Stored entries
◇ ◇ ◇ ◇
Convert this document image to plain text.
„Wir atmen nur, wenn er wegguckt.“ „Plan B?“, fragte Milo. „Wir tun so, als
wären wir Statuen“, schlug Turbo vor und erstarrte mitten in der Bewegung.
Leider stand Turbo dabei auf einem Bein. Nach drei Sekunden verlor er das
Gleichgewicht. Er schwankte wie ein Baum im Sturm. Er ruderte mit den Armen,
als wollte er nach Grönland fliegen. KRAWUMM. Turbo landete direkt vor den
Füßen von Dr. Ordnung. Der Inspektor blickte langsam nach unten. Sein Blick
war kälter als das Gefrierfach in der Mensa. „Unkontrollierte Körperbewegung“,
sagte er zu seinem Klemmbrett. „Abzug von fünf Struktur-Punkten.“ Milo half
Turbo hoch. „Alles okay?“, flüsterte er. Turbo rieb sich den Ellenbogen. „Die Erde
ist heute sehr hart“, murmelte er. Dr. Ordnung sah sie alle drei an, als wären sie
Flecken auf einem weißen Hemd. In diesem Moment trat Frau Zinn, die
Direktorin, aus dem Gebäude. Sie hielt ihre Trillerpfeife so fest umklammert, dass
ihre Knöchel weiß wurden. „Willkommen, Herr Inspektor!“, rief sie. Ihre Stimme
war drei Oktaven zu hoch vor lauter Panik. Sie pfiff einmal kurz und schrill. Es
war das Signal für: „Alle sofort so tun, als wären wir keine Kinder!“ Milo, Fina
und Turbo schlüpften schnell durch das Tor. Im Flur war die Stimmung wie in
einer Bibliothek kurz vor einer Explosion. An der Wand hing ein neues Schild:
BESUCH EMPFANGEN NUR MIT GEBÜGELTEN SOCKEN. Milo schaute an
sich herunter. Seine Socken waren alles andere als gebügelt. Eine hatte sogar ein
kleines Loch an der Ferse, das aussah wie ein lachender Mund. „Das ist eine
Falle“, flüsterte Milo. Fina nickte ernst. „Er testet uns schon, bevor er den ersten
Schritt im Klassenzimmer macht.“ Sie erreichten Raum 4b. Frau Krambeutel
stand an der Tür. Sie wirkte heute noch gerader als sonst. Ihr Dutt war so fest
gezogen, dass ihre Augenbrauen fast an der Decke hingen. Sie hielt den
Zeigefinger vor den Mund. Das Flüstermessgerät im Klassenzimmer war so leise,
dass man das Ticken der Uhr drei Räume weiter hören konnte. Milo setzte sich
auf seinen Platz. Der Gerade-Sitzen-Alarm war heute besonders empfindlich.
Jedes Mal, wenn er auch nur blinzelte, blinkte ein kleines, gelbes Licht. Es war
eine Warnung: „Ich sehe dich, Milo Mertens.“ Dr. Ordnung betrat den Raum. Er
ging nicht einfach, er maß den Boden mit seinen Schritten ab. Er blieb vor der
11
◇ ◇ ◇ ◇
**Problem to solve**
Take every line containing the word "hielt" and copy it.

**The solution**
Direktorin, aus dem Gebäude. Sie hielt ihre Trillerpfeife so fest umklammert, dass
gezogen, dass ihre Augenbrauen fast an der Decke hingen. Sie hielt den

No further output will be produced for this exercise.